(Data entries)
··········
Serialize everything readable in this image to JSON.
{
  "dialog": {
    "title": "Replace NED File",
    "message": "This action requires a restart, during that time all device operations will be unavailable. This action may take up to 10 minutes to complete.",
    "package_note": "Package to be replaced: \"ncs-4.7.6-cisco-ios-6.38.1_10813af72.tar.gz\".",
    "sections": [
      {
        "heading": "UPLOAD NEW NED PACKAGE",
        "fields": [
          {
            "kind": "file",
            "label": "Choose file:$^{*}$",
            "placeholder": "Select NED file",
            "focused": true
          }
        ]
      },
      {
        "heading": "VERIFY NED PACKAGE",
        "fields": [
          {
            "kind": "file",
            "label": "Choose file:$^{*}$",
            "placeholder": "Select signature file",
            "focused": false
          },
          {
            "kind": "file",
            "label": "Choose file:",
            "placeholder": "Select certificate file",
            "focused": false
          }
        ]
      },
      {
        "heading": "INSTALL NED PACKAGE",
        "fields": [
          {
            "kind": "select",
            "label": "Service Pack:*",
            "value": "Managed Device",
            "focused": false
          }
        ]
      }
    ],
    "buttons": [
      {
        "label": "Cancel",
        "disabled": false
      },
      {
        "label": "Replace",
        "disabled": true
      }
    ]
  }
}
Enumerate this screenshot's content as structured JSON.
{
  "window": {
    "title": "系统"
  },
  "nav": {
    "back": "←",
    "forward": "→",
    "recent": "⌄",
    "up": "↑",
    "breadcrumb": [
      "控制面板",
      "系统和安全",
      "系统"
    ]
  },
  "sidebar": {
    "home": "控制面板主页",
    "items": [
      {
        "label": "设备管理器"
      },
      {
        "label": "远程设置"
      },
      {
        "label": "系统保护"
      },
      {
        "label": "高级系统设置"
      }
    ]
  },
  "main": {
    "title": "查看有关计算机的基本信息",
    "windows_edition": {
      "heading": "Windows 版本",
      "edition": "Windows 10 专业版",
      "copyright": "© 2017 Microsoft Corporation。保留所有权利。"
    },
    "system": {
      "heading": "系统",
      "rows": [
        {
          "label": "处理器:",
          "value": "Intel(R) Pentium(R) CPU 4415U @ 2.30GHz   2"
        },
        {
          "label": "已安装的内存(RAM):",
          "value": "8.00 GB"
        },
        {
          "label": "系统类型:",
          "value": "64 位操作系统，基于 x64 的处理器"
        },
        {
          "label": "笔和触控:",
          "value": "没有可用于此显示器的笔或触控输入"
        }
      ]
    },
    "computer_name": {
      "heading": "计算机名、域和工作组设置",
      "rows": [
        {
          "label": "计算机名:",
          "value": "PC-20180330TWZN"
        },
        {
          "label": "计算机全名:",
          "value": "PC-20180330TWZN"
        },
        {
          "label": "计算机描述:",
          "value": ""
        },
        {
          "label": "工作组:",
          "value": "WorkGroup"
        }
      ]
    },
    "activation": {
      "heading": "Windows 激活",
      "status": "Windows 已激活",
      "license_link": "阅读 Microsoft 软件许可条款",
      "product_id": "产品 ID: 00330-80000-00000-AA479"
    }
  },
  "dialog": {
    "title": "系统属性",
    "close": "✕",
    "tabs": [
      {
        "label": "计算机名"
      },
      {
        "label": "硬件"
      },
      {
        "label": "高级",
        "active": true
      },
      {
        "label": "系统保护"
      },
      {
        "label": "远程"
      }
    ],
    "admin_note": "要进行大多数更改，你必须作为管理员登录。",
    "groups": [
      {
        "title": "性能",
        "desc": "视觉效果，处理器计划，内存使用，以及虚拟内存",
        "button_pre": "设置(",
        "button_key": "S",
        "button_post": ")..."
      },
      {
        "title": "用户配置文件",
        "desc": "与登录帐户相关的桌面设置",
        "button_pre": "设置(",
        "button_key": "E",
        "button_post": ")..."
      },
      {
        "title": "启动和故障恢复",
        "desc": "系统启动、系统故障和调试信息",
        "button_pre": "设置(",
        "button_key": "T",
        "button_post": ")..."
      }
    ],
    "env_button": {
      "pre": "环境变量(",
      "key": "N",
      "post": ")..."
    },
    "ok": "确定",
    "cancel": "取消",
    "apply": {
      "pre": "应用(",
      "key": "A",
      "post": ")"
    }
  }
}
··········
Write the entire listing out again, word for word.

Serialize everything readable in this image to JSON.
{
  "dialog": {
    "title": "Replace NED File",
    "message": "This action requires a restart, during that time all device operations will be unavailable. This action may take up to 10 minutes to complete.",
    "package_note": "Package to be replaced: \"ncs-4.7.6-cisco-ios-6.38.1_10813af72.tar.gz\".",
    "sections": [
      {
        "heading": "UPLOAD NEW NED PACKAGE",
        "fields": [
          {
            "kind": "file",
            "label": "Choose file:$^{*}$",
            "placeholder": "Select NED file",
            "focused": true
          }
        ]
      },
      {
        "heading": "VERIFY NED PACKAGE",
        "fields": [
          {
            "kind": "file",
            "label": "Choose file:$^{*}$",
            "placeholder": "Select signature file",
            "focused": false
          },
          {
            "kind": "file",
            "label": "Choose file:",
            "placeholder": "Select certificate file",
            "focused": false
          }
        ]
      },
      {
        "heading": "INSTALL NED PACKAGE",
        "fields": [
          {
            "kind": "select",
            "label": "Service Pack:*",
            "value": "Managed Device",
            "focused": false
          }
        ]
      }
    ],
    "buttons": [
      {
        "label": "Cancel",
        "disabled": false
      },
      {
        "label": "Replace",
        "disabled": true
      }
    ]
  }
}
Enumerate this screenshot's content as structured JSON.
{
  "window": {
    "title": "系统"
  },
  "nav": {
    "back": "←",
    "forward": "→",
    "recent": "⌄",
    "up": "↑",
    "breadcrumb": [
      "控制面板",
      "系统和安全",
      "系统"
    ]
  },
  "sidebar": {
    "home": "控制面板主页",
    "items": [
      {
        "label": "设备管理器"
      },
      {
        "label": "远程设置"
      },
      {
        "label": "系统保护"
      },
      {
        "label": "高级系统设置"
      }
    ]
  },
  "main": {
    "title": "查看有关计算机的基本信息",
    "windows_edition": {
      "heading": "Windows 版本",
      "edition": "Windows 10 专业版",
      "copyright": "© 2017 Microsoft Corporation。保留所有权利。"
    },
    "system": {
      "heading": "系统",
      "rows": [
        {
          "label": "处理器:",
          "value": "Intel(R) Pentium(R) CPU 4415U @ 2.30GHz   2"
        },
        {
          "label": "已安装的内存(RAM):",
          "value": "8.00 GB"
        },
        {
          "label": "系统类型:",
          "value": "64 位操作系统，基于 x64 的处理器"
        },
        {
          "label": "笔和触控:",
          "value": "没有可用于此显示器的笔或触控输入"
        }
      ]
    },
    "computer_name": {
      "heading": "计算机名、域和工作组设置",
      "rows": [
        {
          "label": "计算机名:",
          "value": "PC-20180330TWZN"
        },
        {
          "label": "计算机全名:",
          "value": "PC-20180330TWZN"
        },
        {
          "label": "计算机描述:",
          "value": ""
        },
        {
          "label": "工作组:",
          "value": "WorkGroup"
        }
      ]
    },
    "activation": {
      "heading": "Windows 激活",
      "status": "Windows 已激活",
      "license_link": "阅读 Microsoft 软件许可条款",
      "product_id": "产品 ID: 00330-80000-00000-AA479"
    }
  },
  "dialog": {
    "title": "系统属性",
    "close": "✕",
    "tabs": [
      {
        "label": "计算机名"
      },
      {
        "label": "硬件"
      },
      {
        "label": "高级",
        "active": true
      },
      {
        "label": "系统保护"
      },
      {
        "label": "远程"
      }
    ],
    "admin_note": "要进行大多数更改，你必须作为管理员登录。",
    "groups": [
      {
        "title": "性能",
        "desc": "视觉效果，处理器计划，内存使用，以及虚拟内存",
        "button_pre": "设置(",
        "button_key": "S",
        "button_post": ")..."
      },
      {
        "title": "用户配置文件",
        "desc": "与登录帐户相关的桌面设置",
        "button_pre": "设置(",
        "button_key": "E",
        "button_post": ")..."
      },
      {
        "title": "启动和故障恢复",
        "desc": "系统启动、系统故障和调试信息",
        "button_pre": "设置(",
        "button_key": "T",
        "button_post": ")..."
      }
    ],
    "env_button": {
      "pre": "环境变量(",
      "key": "N",
      "post": ")..."
    },
    "ok": "确定",
    "cancel": "取消",
    "apply": {
      "pre": "应用(",
      "key": "A",
      "post": ")"
    }
  }
}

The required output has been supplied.